■ Goal of the exercise:
Pick out each line below containing "console".

■ Exercise materials:
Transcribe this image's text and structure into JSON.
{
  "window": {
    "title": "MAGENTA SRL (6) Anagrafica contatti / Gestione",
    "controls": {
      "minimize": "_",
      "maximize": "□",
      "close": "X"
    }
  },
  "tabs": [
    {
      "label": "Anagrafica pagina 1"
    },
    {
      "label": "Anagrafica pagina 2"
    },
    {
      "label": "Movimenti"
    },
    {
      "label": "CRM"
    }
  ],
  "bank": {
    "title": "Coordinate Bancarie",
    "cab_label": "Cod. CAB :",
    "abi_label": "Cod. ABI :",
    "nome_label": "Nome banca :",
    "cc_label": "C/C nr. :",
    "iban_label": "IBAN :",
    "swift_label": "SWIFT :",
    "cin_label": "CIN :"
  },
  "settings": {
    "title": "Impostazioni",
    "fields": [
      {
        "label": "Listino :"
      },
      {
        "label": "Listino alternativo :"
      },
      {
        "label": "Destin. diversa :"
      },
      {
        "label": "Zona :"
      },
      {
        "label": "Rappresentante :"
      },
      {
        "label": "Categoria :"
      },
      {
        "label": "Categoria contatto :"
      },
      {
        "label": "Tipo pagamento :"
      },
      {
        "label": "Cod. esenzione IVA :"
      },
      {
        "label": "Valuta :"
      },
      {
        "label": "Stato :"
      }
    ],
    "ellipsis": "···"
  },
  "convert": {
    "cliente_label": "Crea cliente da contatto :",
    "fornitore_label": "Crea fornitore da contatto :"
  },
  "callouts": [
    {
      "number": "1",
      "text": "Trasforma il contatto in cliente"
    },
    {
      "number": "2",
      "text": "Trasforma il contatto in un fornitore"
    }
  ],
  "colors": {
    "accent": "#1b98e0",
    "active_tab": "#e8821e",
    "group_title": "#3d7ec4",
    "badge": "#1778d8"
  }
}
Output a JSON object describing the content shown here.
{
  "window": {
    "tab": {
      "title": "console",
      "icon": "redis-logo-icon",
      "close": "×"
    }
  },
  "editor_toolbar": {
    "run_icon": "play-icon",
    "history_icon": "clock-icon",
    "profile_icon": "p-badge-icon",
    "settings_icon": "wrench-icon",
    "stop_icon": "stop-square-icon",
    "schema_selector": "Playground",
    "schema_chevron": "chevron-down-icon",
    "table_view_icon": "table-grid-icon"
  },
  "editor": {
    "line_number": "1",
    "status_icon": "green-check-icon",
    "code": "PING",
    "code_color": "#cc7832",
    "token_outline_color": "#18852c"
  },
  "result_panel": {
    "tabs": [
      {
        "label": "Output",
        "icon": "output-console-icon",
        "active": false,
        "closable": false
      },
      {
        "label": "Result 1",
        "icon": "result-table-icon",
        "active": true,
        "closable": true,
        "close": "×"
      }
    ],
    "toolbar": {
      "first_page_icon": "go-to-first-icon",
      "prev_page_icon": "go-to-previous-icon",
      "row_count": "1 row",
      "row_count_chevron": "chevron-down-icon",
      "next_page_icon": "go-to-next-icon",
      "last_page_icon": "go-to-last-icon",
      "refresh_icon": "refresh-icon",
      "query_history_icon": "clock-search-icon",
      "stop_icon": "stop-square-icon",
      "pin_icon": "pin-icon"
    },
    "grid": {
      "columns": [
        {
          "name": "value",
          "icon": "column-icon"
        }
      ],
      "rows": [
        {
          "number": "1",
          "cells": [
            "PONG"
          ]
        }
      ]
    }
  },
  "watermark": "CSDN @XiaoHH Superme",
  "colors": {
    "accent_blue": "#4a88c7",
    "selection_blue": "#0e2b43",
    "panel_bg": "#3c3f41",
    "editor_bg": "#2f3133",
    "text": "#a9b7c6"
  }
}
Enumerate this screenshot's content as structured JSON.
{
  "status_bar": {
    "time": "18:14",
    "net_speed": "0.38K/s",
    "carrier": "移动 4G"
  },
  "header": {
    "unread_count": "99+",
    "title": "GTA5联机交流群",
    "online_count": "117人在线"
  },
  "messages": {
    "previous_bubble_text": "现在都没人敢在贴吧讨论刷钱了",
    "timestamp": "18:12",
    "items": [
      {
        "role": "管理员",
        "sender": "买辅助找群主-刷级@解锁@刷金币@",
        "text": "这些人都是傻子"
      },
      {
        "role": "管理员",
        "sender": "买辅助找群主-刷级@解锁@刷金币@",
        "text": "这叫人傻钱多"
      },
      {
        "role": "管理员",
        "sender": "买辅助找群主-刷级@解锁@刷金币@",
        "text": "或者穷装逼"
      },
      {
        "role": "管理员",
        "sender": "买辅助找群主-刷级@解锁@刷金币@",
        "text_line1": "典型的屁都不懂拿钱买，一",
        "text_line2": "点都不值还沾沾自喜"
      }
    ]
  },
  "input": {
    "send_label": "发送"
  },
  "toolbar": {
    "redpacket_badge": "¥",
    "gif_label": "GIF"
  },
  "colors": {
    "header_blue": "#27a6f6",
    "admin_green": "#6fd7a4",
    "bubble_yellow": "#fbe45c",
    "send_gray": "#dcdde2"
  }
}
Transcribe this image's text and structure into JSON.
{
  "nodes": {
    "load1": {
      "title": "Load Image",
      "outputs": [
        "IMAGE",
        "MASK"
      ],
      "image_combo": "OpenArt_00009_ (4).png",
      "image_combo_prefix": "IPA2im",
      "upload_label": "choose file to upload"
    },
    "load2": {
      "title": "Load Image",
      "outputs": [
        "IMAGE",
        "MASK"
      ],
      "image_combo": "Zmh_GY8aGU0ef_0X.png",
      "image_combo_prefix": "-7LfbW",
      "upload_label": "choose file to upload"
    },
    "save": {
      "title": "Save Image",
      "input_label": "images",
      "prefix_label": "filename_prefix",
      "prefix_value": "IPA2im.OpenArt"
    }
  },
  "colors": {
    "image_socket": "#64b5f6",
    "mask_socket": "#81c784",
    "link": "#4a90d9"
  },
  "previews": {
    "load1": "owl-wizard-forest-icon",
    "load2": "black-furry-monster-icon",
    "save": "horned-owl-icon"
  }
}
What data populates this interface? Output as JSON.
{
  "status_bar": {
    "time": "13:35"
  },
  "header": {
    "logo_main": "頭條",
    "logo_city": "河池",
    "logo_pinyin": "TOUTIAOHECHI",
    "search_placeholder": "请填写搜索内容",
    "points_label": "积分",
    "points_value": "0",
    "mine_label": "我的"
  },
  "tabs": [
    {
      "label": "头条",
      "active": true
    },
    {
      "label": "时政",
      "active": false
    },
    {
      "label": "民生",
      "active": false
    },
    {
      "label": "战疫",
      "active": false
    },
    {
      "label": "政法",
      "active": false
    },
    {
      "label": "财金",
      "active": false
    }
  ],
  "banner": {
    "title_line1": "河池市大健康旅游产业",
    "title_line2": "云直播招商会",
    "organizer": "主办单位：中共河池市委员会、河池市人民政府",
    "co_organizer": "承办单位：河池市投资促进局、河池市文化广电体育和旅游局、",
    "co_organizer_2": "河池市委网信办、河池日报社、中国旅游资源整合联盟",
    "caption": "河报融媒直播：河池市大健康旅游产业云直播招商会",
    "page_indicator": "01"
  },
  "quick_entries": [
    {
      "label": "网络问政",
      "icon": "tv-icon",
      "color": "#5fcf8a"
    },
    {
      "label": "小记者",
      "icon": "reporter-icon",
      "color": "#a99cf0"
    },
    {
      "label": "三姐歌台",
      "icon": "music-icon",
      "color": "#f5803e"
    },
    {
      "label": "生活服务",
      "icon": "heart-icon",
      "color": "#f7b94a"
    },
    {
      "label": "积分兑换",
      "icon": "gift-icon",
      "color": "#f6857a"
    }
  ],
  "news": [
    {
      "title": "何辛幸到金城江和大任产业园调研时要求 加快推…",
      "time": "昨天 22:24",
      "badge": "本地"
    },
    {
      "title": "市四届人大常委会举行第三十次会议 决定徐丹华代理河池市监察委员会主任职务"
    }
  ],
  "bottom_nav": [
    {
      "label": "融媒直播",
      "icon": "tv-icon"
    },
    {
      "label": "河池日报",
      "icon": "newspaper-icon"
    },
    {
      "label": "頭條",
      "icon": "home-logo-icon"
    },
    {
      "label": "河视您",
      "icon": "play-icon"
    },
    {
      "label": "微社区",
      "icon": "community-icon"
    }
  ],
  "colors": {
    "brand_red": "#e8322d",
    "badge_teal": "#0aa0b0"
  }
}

■ Response:
      "title": "console",
        "icon": "output-console-icon",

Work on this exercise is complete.